** Begin Data supplied **

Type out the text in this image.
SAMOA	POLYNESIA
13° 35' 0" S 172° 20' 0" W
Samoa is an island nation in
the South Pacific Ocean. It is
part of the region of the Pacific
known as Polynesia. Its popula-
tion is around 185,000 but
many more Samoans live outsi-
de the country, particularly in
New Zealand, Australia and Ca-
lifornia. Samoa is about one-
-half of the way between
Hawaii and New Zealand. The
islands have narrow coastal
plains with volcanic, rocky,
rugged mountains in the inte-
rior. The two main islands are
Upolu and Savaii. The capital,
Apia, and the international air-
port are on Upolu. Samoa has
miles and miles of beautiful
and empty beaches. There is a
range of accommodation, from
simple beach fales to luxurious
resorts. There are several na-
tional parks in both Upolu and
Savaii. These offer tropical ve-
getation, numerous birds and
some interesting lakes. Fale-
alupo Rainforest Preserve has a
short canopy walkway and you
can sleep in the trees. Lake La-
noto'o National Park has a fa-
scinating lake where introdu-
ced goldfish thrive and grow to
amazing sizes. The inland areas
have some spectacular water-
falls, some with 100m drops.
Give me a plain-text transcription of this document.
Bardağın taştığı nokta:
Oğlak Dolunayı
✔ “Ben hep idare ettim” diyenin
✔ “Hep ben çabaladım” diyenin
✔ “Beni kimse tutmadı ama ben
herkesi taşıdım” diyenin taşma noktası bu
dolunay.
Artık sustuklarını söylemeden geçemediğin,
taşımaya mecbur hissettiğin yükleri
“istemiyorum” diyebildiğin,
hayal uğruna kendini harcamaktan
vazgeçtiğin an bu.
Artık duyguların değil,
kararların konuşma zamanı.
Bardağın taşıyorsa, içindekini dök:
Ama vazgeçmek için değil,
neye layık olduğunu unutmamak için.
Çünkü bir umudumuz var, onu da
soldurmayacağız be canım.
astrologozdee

** End Data supplied **

**Given exercise**. Collect, from the material above, every line containing the word "this".

**Task result**.
Type out the text in this image.
Give me a plain-text transcription of this document.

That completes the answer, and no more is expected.